- [JOB]:
Exactly reproduce the line that contains "What does this" and all lines after it in the entries below, through the very last line.

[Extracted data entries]
········
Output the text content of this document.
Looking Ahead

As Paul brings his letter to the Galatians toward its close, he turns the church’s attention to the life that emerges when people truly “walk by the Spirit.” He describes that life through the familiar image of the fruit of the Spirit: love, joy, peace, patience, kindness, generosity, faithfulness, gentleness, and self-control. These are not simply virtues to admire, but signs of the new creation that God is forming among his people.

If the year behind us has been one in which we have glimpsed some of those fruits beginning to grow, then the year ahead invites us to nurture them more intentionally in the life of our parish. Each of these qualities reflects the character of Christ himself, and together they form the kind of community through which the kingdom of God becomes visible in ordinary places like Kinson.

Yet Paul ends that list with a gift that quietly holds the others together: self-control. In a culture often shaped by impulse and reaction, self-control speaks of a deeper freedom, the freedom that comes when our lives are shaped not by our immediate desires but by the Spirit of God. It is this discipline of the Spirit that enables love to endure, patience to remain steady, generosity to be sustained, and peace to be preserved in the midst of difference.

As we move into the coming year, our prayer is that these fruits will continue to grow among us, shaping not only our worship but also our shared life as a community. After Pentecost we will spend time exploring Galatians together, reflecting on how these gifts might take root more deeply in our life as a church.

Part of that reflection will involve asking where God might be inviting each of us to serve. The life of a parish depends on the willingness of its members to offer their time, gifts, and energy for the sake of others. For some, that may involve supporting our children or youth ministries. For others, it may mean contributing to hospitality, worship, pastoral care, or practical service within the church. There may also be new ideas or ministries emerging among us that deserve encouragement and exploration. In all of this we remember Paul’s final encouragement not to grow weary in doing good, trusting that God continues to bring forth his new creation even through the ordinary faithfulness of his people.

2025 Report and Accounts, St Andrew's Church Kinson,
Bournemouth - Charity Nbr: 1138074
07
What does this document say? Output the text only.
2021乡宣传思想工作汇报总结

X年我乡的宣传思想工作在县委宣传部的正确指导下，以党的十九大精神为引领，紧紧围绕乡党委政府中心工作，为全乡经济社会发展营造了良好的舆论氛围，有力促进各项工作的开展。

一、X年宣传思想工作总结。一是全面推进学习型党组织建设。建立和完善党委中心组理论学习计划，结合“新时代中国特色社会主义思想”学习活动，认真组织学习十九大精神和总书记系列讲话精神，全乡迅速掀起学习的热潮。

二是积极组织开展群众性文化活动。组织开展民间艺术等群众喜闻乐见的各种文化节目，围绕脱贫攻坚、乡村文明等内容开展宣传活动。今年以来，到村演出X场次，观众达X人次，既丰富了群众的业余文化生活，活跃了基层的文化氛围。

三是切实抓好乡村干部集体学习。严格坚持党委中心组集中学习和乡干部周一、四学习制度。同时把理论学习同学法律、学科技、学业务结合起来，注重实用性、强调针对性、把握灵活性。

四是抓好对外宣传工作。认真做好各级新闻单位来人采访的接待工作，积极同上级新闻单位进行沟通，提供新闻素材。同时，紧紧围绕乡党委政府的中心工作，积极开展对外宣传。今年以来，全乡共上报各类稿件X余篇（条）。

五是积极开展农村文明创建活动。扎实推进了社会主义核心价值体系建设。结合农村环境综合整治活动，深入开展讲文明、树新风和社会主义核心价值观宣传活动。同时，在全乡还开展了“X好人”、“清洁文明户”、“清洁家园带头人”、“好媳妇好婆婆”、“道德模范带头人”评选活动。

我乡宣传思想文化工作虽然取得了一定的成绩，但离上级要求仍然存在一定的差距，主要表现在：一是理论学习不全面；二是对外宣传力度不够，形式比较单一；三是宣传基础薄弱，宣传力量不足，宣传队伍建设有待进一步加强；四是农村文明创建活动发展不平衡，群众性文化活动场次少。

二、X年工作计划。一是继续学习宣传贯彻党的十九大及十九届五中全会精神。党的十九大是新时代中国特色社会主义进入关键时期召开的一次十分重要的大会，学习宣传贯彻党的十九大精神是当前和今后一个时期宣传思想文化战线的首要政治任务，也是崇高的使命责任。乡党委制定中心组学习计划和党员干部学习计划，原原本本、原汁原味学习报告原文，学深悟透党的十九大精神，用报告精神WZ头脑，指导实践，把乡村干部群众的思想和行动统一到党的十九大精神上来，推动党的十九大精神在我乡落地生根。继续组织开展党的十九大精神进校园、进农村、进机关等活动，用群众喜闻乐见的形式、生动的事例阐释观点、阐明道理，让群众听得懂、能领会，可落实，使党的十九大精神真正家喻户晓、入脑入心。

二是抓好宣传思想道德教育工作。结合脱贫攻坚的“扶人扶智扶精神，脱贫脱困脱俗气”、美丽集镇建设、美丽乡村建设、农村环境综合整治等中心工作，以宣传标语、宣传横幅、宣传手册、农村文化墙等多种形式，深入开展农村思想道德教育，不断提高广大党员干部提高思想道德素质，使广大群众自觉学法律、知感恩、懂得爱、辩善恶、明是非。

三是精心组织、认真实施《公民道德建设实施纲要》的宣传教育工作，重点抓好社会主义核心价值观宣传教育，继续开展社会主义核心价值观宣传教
········
- [CORRECT RESPONSE]:
What does this document say? Output the text only.
2021乡宣传思想工作汇报总结

X年我乡的宣传思想工作在县委宣传部的正确指导下，以党的十九大精神为引领，紧紧围绕乡党委政府中心工作，为全乡经济社会发展营造了良好的舆论氛围，有力促进各项工作的开展。

一、X年宣传思想工作总结。一是全面推进学习型党组织建设。建立和完善党委中心组理论学习计划，结合“新时代中国特色社会主义思想”学习活动，认真组织学习十九大精神和总书记系列讲话精神，全乡迅速掀起学习的热潮。

二是积极组织开展群众性文化活动。组织开展民间艺术等群众喜闻乐见的各种文化节目，围绕脱贫攻坚、乡村文明等内容开展宣传活动。今年以来，到村演出X场次，观众达X人次，既丰富了群众的业余文化生活，活跃了基层的文化氛围。

三是切实抓好乡村干部集体学习。严格坚持党委中心组集中学习和乡干部周一、四学习制度。同时把理论学习同学法律、学科技、学业务结合起来，注重实用性、强调针对性、把握灵活性。

四是抓好对外宣传工作。认真做好各级新闻单位来人采访的接待工作，积极同上级新闻单位进行沟通，提供新闻素材。同时，紧紧围绕乡党委政府的中心工作，积极开展对外宣传。今年以来，全乡共上报各类稿件X余篇（条）。

五是积极开展农村文明创建活动。扎实推进了社会主义核心价值体系建设。结合农村环境综合整治活动，深入开展讲文明、树新风和社会主义核心价值观宣传活动。同时，在全乡还开展了“X好人”、“清洁文明户”、“清洁家园带头人”、“好媳妇好婆婆”、“道德模范带头人”评选活动。

我乡宣传思想文化工作虽然取得了一定的成绩，但离上级要求仍然存在一定的差距，主要表现在：一是理论学习不全面；二是对外宣传力度不够，形式比较单一；三是宣传基础薄弱，宣传力量不足，宣传队伍建设有待进一步加强；四是农村文明创建活动发展不平衡，群众性文化活动场次少。

二、X年工作计划。一是继续学习宣传贯彻党的十九大及十九届五中全会精神。党的十九大是新时代中国特色社会主义进入关键时期召开的一次十分重要的大会，学习宣传贯彻党的十九大精神是当前和今后一个时期宣传思想文化战线的首要政治任务，也是崇高的使命责任。乡党委制定中心组学习计划和党员干部学习计划，原原本本、原汁原味学习报告原文，学深悟透党的十九大精神，用报告精神WZ头脑，指导实践，把乡村干部群众的思想和行动统一到党的十九大精神上来，推动党的十九大精神在我乡落地生根。继续组织开展党的十九大精神进校园、进农村、进机关等活动，用群众喜闻乐见的形式、生动的事例阐释观点、阐明道理，让群众听得懂、能领会，可落实，使党的十九大精神真正家喻户晓、入脑入心。

二是抓好宣传思想道德教育工作。结合脱贫攻坚的“扶人扶智扶精神，脱贫脱困脱俗气”、美丽集镇建设、美丽乡村建设、农村环境综合整治等中心工作，以宣传标语、宣传横幅、宣传手册、农村文化墙等多种形式，深入开展农村思想道德教育，不断提高广大党员干部提高思想道德素质，使广大群众自觉学法律、知感恩、懂得爱、辩善恶、明是非。

三是精心组织、认真实施《公民道德建设实施纲要》的宣传教育工作，重点抓好社会主义核心价值观宣传教育，继续开展社会主义核心价值观宣传教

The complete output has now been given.